## START DATASET EXCERPTS

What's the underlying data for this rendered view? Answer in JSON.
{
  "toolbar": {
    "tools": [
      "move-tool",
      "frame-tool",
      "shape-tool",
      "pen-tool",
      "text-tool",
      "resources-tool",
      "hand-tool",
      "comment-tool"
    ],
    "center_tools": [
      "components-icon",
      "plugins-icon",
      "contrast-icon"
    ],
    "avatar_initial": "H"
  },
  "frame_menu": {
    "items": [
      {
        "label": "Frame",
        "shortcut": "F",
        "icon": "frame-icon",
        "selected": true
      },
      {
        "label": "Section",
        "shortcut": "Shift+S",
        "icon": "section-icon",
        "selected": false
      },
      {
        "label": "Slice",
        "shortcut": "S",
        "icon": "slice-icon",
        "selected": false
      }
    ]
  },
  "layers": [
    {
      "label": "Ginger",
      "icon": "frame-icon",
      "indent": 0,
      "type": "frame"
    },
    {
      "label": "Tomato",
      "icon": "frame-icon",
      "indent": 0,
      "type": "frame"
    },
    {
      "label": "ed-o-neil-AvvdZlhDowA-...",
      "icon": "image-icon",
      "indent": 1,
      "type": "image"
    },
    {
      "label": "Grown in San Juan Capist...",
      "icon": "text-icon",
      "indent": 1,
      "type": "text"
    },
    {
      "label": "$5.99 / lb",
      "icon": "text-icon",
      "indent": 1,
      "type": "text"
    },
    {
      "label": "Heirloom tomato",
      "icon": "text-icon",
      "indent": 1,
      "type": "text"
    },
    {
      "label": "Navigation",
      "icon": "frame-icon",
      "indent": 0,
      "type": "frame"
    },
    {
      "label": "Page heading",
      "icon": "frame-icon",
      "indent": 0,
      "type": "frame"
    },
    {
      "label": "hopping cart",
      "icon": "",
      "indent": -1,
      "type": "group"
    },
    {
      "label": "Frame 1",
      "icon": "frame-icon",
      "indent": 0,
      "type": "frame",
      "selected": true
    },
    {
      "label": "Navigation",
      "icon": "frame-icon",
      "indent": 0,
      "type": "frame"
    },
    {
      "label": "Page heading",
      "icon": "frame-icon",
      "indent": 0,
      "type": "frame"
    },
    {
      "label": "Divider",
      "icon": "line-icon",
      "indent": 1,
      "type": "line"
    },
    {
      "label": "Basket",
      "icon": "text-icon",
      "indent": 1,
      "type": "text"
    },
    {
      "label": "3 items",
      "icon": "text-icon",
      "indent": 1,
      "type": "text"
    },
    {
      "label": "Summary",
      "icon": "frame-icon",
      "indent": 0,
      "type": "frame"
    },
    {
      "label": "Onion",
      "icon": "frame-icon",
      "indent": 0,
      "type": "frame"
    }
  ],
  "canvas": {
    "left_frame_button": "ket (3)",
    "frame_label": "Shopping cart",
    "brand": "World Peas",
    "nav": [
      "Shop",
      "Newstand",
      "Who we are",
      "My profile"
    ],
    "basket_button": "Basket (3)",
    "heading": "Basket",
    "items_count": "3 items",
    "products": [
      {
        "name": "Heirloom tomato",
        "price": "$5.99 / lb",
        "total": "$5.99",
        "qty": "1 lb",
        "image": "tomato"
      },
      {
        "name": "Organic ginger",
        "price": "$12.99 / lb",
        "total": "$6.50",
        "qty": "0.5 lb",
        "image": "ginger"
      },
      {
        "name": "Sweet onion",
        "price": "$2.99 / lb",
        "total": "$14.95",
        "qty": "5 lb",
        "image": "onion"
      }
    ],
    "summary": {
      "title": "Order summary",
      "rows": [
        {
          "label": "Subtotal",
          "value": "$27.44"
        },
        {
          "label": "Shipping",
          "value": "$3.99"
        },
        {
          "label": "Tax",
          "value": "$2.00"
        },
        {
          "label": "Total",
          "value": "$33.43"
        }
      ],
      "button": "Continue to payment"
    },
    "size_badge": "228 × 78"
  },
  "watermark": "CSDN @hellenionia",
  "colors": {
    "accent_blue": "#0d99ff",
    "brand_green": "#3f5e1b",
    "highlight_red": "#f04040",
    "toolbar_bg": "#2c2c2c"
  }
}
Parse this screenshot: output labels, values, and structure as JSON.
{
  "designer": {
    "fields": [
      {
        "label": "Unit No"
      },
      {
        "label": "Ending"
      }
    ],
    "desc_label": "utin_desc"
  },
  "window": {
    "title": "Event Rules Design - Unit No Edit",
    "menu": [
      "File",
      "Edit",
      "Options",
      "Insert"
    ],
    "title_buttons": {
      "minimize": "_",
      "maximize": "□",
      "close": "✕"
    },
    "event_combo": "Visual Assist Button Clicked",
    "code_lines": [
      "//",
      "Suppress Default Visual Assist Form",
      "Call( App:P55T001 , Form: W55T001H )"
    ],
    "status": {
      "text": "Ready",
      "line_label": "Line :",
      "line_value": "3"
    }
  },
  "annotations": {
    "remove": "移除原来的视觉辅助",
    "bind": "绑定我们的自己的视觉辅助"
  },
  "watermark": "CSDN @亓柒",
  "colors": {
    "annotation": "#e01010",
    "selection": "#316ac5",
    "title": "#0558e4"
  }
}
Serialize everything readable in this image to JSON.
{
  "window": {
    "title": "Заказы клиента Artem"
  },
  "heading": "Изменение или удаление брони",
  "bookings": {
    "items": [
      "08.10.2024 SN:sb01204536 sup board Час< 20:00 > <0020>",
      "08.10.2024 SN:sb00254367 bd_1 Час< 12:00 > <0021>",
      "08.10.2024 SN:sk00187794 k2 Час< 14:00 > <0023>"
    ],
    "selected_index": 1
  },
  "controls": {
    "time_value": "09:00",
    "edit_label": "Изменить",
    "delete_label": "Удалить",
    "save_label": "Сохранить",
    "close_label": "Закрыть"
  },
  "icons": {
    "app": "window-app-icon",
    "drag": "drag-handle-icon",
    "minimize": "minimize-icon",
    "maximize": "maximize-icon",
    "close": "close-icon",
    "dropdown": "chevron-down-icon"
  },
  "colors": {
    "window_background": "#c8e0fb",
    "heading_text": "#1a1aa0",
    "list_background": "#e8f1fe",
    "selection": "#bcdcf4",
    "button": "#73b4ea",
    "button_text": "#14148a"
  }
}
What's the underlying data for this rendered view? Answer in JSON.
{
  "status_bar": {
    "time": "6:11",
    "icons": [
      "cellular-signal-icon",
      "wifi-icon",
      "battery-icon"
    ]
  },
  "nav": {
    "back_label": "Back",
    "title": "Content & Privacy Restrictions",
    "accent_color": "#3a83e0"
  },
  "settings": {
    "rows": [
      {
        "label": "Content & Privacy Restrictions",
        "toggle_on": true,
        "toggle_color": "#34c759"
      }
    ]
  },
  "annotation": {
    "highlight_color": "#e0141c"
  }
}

## END DATASET EXCERPTS

# WRITTEN EXERCISE
Return each line of the data exactly as written above.

# ANSWER BELOW
What's the underlying data for this rendered view? Answer in JSON.
{
  "toolbar": {
    "tools": [
      "move-tool",
      "frame-tool",
      "shape-tool",
      "pen-tool",
      "text-tool",
      "resources-tool",
      "hand-tool",
      "comment-tool"
    ],
    "center_tools": [
      "components-icon",
      "plugins-icon",
      "contrast-icon"
    ],
    "avatar_initial": "H"
  },
  "frame_menu": {
    "items": [
      {
        "label": "Frame",
        "shortcut": "F",
        "icon": "frame-icon",
        "selected": true
      },
      {
        "label": "Section",
        "shortcut": "Shift+S",
        "icon": "section-icon",
        "selected": false
      },
      {
        "label": "Slice",
        "shortcut": "S",
        "icon": "slice-icon",
        "selected": false
      }
    ]
  },
  "layers": [
    {
      "label": "Ginger",
      "icon": "frame-icon",
      "indent": 0,
      "type": "frame"
    },
    {
      "label": "Tomato",
      "icon": "frame-icon",
      "indent": 0,
      "type": "frame"
    },
    {
      "label": "ed-o-neil-AvvdZlhDowA-...",
      "icon": "image-icon",
      "indent": 1,
      "type": "image"
    },
    {
      "label": "Grown in San Juan Capist...",
      "icon": "text-icon",
      "indent": 1,
      "type": "text"
    },
    {
      "label": "$5.99 / lb",
      "icon": "text-icon",
      "indent": 1,
      "type": "text"
    },
    {
      "label": "Heirloom tomato",
      "icon": "text-icon",
      "indent": 1,
      "type": "text"
    },
    {
      "label": "Navigation",
      "icon": "frame-icon",
      "indent": 0,
      "type": "frame"
    },
    {
      "label": "Page heading",
      "icon": "frame-icon",
      "indent": 0,
      "type": "frame"
    },
    {
      "label": "hopping cart",
      "icon": "",
      "indent": -1,
      "type": "group"
    },
    {
      "label": "Frame 1",
      "icon": "frame-icon",
      "indent": 0,
      "type": "frame",
      "selected": true
    },
    {
      "label": "Navigation",
      "icon": "frame-icon",
      "indent": 0,
      "type": "frame"
    },
    {
      "label": "Page heading",
      "icon": "frame-icon",
      "indent": 0,
      "type": "frame"
    },
    {
      "label": "Divider",
      "icon": "line-icon",
      "indent": 1,
      "type": "line"
    },
    {
      "label": "Basket",
      "icon": "text-icon",
      "indent": 1,
      "type": "text"
    },
    {
      "label": "3 items",
      "icon": "text-icon",
      "indent": 1,
      "type": "text"
    },
    {
      "label": "Summary",
      "icon": "frame-icon",
      "indent": 0,
      "type": "frame"
    },
    {
      "label": "Onion",
      "icon": "frame-icon",
      "indent": 0,
      "type": "frame"
    }
  ],
  "canvas": {
    "left_frame_button": "ket (3)",
    "frame_label": "Shopping cart",
    "brand": "World Peas",
    "nav": [
      "Shop",
      "Newstand",
      "Who we are",
      "My profile"
    ],
    "basket_button": "Basket (3)",
    "heading": "Basket",
    "items_count": "3 items",
    "products": [
      {
        "name": "Heirloom tomato",
        "price": "$5.99 / lb",
        "total": "$5.99",
        "qty": "1 lb",
        "image": "tomato"
      },
      {
        "name": "Organic ginger",
        "price": "$12.99 / lb",
        "total": "$6.50",
        "qty": "0.5 lb",
        "image": "ginger"
      },
      {
        "name": "Sweet onion",
        "price": "$2.99 / lb",
        "total": "$14.95",
        "qty": "5 lb",
        "image": "onion"
      }
    ],
    "summary": {
      "title": "Order summary",
      "rows": [
        {
          "label": "Subtotal",
          "value": "$27.44"
        },
        {
          "label": "Shipping",
          "value": "$3.99"
        },
        {
          "label": "Tax",
          "value": "$2.00"
        },
        {
          "label": "Total",
          "value": "$33.43"
        }
      ],
      "button": "Continue to payment"
    },
    "size_badge": "228 × 78"
  },
  "watermark": "CSDN @hellenionia",
  "colors": {
    "accent_blue": "#0d99ff",
    "brand_green": "#3f5e1b",
    "highlight_red": "#f04040",
    "toolbar_bg": "#2c2c2c"
  }
}
Parse this screenshot: output labels, values, and structure as JSON.
{
  "designer": {
    "fields": [
      {
        "label": "Unit No"
      },
      {
        "label": "Ending"
      }
    ],
    "desc_label": "utin_desc"
  },
  "window": {
    "title": "Event Rules Design - Unit No Edit",
    "menu": [
      "File",
      "Edit",
      "Options",
      "Insert"
    ],
    "title_buttons": {
      "minimize": "_",
      "maximize": "□",
      "close": "✕"
    },
    "event_combo": "Visual Assist Button Clicked",
    "code_lines": [
      "//",
      "Suppress Default Visual Assist Form",
      "Call( App:P55T001 , Form: W55T001H )"
    ],
    "status": {
      "text": "Ready",
      "line_label": "Line :",
      "line_value": "3"
    }
  },
  "annotations": {
    "remove": "移除原来的视觉辅助",
    "bind": "绑定我们的自己的视觉辅助"
  },
  "watermark": "CSDN @亓柒",
  "colors": {
    "annotation": "#e01010",
    "selection": "#316ac5",
    "title": "#0558e4"
  }
}
Serialize everything readable in this image to JSON.
{
  "window": {
    "title": "Заказы клиента Artem"
  },
  "heading": "Изменение или удаление брони",
  "bookings": {
    "items": [
      "08.10.2024 SN:sb01204536 sup board Час< 20:00 > <0020>",
      "08.10.2024 SN:sb00254367 bd_1 Час< 12:00 > <0021>",
      "08.10.2024 SN:sk00187794 k2 Час< 14:00 > <0023>"
    ],
    "selected_index": 1
  },
  "controls": {
    "time_value": "09:00",
    "edit_label": "Изменить",
    "delete_label": "Удалить",
    "save_label": "Сохранить",
    "close_label": "Закрыть"
  },
  "icons": {
    "app": "window-app-icon",
    "drag": "drag-handle-icon",
    "minimize": "minimize-icon",
    "maximize": "maximize-icon",
    "close": "close-icon",
    "dropdown": "chevron-down-icon"
  },
  "colors": {
    "window_background": "#c8e0fb",
    "heading_text": "#1a1aa0",
    "list_background": "#e8f1fe",
    "selection": "#bcdcf4",
    "button": "#73b4ea",
    "button_text": "#14148a"
  }
}
What's the underlying data for this rendered view? Answer in JSON.
{
  "status_bar": {
    "time": "6:11",
    "icons": [
      "cellular-signal-icon",
      "wifi-icon",
      "battery-icon"
    ]
  },
  "nav": {
    "back_label": "Back",
    "title": "Content & Privacy Restrictions",
    "accent_color": "#3a83e0"
  },
  "settings": {
    "rows": [
      {
        "label": "Content & Privacy Restrictions",
        "toggle_on": true,
        "toggle_color": "#34c759"
      }
    ]
  },
  "annotation": {
    "highlight_color": "#e0141c"
  }
}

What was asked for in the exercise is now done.